What needs to be done> Can you copy every entry below character for character, with the pictures left out?

## start

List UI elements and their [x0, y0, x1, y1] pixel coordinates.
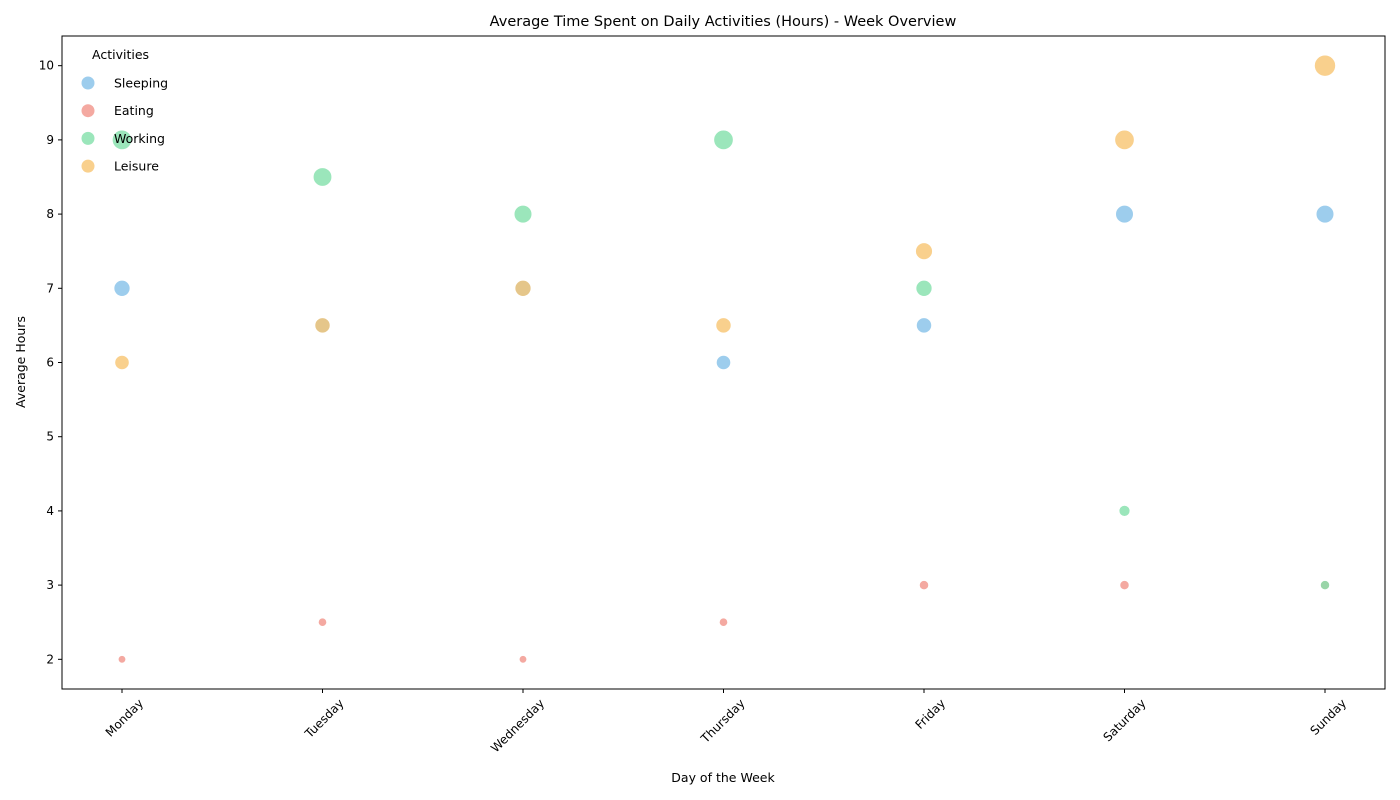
y-tick-label: 8 — [46, 207, 54, 221]
x-tick-label: Sunday — [1307, 696, 1349, 738]
plot-points — [111, 54, 1337, 664]
y-tick-label: 5 — [46, 430, 54, 444]
legend-marker-leisure — [81, 159, 95, 173]
point-working-monday — [111, 129, 133, 151]
point-eating-saturday — [1119, 579, 1130, 591]
y-tick-label: 10 — [39, 59, 54, 73]
legend-marker-eating — [81, 104, 95, 118]
point-eating-friday — [918, 579, 930, 591]
x-axis: Monday Tuesday Wednesday Thursday Friday Satu… — [103, 689, 1349, 755]
point-working-wednesday — [513, 204, 533, 224]
point-sleeping-monday — [113, 279, 131, 297]
x-tick-label: Friday — [913, 696, 949, 732]
point-leisure-saturday — [1114, 129, 1135, 151]
y-tick-label: 6 — [46, 356, 54, 370]
point-working-sunday — [1319, 579, 1331, 591]
point-working-thursday — [713, 129, 734, 151]
x-axis-label: Day of the Week — [671, 770, 775, 785]
legend-marker-sleeping — [81, 76, 95, 90]
x-tick-label: Saturday — [1100, 696, 1148, 744]
point-working-friday — [915, 279, 933, 297]
point-sleeping-sunday — [1315, 204, 1335, 224]
x-tick-label: Tuesday — [301, 696, 346, 741]
point-leisure-friday — [914, 242, 934, 261]
y-tick-label: 2 — [46, 652, 54, 666]
point-leisure-thursday — [715, 317, 732, 334]
point-sleeping-friday — [915, 317, 933, 334]
y-axis: 2 3 4 5 6 7 8 9 10 — [39, 59, 62, 666]
point-leisure-tuesday — [314, 317, 331, 334]
y-axis-label: Average Hours — [13, 316, 28, 408]
y-tick-label: 9 — [46, 133, 54, 147]
legend-label-working: Working — [114, 131, 165, 146]
chart-title: Average Time Spent on Daily Activities (… — [490, 14, 957, 30]
legend-label-leisure: Leisure — [114, 159, 159, 174]
point-leisure-monday — [114, 354, 130, 371]
point-leisure-wednesday — [514, 279, 532, 297]
legend-marker-working — [81, 131, 95, 145]
point-eating-tuesday — [317, 617, 328, 628]
legend-label-sleeping: Sleeping — [114, 76, 168, 91]
x-tick-label: Thursday — [698, 696, 748, 746]
point-working-tuesday — [312, 167, 333, 187]
y-tick-label: 4 — [46, 504, 54, 518]
y-tick-label: 3 — [46, 578, 54, 592]
y-tick-label: 7 — [46, 281, 54, 295]
point-sleeping-thursday — [715, 354, 732, 371]
point-eating-thursday — [718, 617, 729, 628]
legend: Activities Sleeping Eating Working Leisure — [81, 47, 168, 174]
legend-title: Activities — [92, 47, 149, 62]
point-sleeping-saturday — [1115, 204, 1134, 224]
point-eating-monday — [117, 654, 127, 664]
point-eating-wednesday — [518, 654, 528, 664]
point-leisure-sunday — [1313, 54, 1337, 77]
point-working-saturday — [1118, 504, 1131, 518]
x-tick-label: Wednesday — [488, 696, 547, 755]
legend-label-eating: Eating — [114, 103, 154, 118]
x-tick-label: Monday — [103, 696, 146, 739]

## end

Written answer>
List UI elements and their [x0, y0, x1, y1] pixel coordinates.
y-tick-label: 8 — [46, 207, 54, 221]
x-tick-label: Sunday — [1307, 696, 1349, 738]
plot-points — [111, 54, 1337, 664]
y-tick-label: 5 — [46, 430, 54, 444]
legend-marker-leisure — [81, 159, 95, 173]
point-working-monday — [111, 129, 133, 151]
point-eating-saturday — [1119, 579, 1130, 591]
y-tick-label: 10 — [39, 59, 54, 73]
legend-marker-eating — [81, 104, 95, 118]
point-eating-friday — [918, 579, 930, 591]
x-axis: Monday Tuesday Wednesday Thursday Friday Satu… — [103, 689, 1349, 755]
point-working-wednesday — [513, 204, 533, 224]
point-sleeping-monday — [113, 279, 131, 297]
x-tick-label: Friday — [913, 696, 949, 732]
point-leisure-saturday — [1114, 129, 1135, 151]
y-tick-label: 6 — [46, 356, 54, 370]
point-working-sunday — [1319, 579, 1331, 591]
point-working-thursday — [713, 129, 734, 151]
x-axis-label: Day of the Week — [671, 770, 775, 785]
legend-marker-sleeping — [81, 76, 95, 90]
x-tick-label: Saturday — [1100, 696, 1148, 744]
point-working-friday — [915, 279, 933, 297]
point-sleeping-sunday — [1315, 204, 1335, 224]
x-tick-label: Tuesday — [301, 696, 346, 741]
point-leisure-friday — [914, 242, 934, 261]
y-tick-label: 2 — [46, 652, 54, 666]
point-leisure-thursday — [715, 317, 732, 334]
point-sleeping-friday — [915, 317, 933, 334]
y-axis: 2 3 4 5 6 7 8 9 10 — [39, 59, 62, 666]
point-leisure-tuesday — [314, 317, 331, 334]
y-axis-label: Average Hours — [13, 316, 28, 408]
y-tick-label: 9 — [46, 133, 54, 147]
legend-label-working: Working — [114, 131, 165, 146]
chart-title: Average Time Spent on Daily Activities (… — [490, 14, 957, 30]
legend-label-leisure: Leisure — [114, 159, 159, 174]
point-leisure-monday — [114, 354, 130, 371]
point-leisure-wednesday — [514, 279, 532, 297]
legend-marker-working — [81, 131, 95, 145]
point-eating-tuesday — [317, 617, 328, 628]
legend-label-sleeping: Sleeping — [114, 76, 168, 91]
x-tick-label: Thursday — [698, 696, 748, 746]
point-working-tuesday — [312, 167, 333, 187]
y-tick-label: 4 — [46, 504, 54, 518]
y-tick-label: 3 — [46, 578, 54, 592]
y-tick-label: 7 — [46, 281, 54, 295]
point-sleeping-thursday — [715, 354, 732, 371]
point-eating-thursday — [718, 617, 729, 628]
legend: Activities Sleeping Eating Working Leisure — [81, 47, 168, 174]
legend-title: Activities — [92, 47, 149, 62]
point-sleeping-saturday — [1115, 204, 1134, 224]
point-eating-monday — [117, 654, 127, 664]
point-eating-wednesday — [518, 654, 528, 664]
point-leisure-sunday — [1313, 54, 1337, 77]
point-working-saturday — [1118, 504, 1131, 518]
x-tick-label: Wednesday — [488, 696, 547, 755]
legend-label-eating: Eating — [114, 103, 154, 118]
x-tick-label: Monday — [103, 696, 146, 739]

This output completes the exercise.